§ **Requirement**: Check each line of the listing below for the string "Total", and copy the ones that have it.

§ **Provided entries**:
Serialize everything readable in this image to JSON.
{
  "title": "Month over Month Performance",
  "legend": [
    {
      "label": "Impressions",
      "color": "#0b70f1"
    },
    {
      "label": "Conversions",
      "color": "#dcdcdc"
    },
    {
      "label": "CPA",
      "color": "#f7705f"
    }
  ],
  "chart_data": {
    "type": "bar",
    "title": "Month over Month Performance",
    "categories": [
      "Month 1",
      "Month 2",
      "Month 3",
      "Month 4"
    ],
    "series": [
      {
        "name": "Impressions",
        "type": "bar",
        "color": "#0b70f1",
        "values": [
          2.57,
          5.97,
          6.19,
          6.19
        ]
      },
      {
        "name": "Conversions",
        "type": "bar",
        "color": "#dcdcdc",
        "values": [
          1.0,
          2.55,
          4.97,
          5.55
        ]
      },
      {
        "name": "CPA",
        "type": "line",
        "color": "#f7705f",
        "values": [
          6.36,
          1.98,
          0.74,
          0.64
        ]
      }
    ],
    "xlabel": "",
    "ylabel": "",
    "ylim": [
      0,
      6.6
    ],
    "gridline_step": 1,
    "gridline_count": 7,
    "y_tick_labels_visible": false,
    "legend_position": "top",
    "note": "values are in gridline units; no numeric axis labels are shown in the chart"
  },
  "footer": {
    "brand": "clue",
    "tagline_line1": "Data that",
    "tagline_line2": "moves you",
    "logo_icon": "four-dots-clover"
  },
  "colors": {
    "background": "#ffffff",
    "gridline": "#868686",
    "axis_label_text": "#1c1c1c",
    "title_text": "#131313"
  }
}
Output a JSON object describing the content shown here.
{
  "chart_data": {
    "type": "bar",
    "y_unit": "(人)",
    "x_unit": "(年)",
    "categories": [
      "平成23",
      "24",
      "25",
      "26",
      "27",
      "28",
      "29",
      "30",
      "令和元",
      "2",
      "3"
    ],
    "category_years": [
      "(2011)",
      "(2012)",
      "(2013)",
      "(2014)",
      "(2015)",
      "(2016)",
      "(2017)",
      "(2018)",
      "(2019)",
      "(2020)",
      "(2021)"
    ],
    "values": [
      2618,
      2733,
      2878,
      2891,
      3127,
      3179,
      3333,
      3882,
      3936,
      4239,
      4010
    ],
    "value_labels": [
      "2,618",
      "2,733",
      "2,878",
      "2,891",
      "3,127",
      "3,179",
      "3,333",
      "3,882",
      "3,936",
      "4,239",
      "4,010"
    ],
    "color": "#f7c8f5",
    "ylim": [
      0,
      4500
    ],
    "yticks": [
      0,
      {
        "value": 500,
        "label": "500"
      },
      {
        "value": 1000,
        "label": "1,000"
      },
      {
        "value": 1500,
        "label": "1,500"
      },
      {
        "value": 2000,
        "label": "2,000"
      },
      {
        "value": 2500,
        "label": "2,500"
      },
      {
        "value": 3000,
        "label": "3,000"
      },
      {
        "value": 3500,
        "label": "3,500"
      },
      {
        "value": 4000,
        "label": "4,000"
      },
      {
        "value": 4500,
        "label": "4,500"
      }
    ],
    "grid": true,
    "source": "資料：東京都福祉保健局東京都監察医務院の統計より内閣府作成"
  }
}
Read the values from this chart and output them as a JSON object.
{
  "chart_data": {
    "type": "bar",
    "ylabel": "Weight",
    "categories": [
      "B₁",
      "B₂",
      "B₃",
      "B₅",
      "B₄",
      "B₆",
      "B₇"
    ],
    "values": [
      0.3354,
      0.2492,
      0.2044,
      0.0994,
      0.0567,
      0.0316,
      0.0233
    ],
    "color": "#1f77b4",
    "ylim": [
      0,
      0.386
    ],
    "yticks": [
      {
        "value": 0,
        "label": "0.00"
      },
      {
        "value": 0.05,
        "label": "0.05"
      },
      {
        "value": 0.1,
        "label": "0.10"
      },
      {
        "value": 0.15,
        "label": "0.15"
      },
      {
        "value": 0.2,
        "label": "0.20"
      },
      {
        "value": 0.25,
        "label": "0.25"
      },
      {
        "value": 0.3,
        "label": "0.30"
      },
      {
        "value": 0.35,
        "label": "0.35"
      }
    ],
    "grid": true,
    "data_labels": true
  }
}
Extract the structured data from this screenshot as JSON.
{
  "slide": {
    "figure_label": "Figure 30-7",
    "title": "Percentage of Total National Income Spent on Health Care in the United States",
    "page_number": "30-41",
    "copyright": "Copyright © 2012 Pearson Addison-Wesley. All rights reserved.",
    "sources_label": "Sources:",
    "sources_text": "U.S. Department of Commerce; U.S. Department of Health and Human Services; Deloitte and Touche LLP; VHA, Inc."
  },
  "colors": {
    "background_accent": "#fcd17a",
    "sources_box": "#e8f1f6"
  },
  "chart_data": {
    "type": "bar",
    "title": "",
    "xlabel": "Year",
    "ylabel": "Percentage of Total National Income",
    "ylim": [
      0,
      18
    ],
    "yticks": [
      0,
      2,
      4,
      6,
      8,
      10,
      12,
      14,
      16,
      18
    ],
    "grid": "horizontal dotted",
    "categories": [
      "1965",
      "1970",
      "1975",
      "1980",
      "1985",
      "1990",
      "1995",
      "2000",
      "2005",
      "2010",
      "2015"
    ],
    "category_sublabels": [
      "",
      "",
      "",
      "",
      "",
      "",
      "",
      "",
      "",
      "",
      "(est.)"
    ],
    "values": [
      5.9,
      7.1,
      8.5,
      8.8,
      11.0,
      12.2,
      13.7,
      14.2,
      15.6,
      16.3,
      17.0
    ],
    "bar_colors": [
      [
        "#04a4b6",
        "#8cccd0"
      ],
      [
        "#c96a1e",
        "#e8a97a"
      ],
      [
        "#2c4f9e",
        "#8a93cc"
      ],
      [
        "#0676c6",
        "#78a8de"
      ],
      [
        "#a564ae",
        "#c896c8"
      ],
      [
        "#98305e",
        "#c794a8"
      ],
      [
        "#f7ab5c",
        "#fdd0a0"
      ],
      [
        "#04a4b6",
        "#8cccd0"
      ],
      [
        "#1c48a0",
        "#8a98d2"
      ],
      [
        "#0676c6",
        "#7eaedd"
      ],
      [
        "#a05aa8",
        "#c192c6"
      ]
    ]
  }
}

§ **Exercise output**:
    "title": "Percentage of Total National Income Spent on Health Care in the United States",
    "ylabel": "Percentage of Total National Income",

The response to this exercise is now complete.